PROVIDED INFORMATION

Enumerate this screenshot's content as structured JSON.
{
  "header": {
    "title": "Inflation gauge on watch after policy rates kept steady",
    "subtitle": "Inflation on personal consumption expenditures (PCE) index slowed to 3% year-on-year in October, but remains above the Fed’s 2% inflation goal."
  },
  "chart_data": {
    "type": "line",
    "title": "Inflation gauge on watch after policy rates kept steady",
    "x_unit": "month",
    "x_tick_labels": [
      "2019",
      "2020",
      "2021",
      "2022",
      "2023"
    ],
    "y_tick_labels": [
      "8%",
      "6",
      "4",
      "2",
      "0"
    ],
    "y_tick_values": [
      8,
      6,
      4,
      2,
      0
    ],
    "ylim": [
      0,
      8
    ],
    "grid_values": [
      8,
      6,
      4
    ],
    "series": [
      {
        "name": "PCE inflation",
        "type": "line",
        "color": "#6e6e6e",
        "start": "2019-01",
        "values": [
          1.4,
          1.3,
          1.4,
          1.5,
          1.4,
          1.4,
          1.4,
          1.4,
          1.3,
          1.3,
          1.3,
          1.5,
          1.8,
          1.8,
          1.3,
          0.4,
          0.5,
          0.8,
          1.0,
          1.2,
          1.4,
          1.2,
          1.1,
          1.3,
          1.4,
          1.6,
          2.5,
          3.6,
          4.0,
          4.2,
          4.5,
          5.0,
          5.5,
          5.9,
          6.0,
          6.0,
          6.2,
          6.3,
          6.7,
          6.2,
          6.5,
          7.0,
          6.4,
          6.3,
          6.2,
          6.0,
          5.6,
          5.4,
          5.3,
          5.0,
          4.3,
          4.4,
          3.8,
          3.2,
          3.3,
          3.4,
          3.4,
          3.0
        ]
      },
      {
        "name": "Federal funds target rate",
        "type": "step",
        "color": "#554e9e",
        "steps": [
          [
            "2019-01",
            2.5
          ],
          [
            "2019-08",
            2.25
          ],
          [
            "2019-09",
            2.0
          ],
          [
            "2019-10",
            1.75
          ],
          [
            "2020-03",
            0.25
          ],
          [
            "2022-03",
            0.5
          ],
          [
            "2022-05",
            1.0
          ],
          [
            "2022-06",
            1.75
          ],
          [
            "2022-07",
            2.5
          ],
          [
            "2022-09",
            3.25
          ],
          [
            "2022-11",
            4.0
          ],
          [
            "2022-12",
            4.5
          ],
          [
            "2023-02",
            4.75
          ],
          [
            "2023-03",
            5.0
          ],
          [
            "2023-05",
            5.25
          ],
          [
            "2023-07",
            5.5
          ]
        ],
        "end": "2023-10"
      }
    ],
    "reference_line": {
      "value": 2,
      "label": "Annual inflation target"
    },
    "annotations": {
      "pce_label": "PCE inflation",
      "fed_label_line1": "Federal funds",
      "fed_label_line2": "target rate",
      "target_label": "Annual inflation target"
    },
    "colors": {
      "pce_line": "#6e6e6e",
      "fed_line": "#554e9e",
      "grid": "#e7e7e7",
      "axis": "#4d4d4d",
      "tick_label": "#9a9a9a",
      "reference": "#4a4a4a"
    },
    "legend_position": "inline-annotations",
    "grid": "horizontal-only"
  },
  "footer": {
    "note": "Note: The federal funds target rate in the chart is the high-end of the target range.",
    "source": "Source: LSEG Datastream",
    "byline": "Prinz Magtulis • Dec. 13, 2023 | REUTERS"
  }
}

GIVEN PROBLEM
Say how many lines in the listing above include "target". Give nothing but the number.

ANSWER TO THIS EXERCISE
5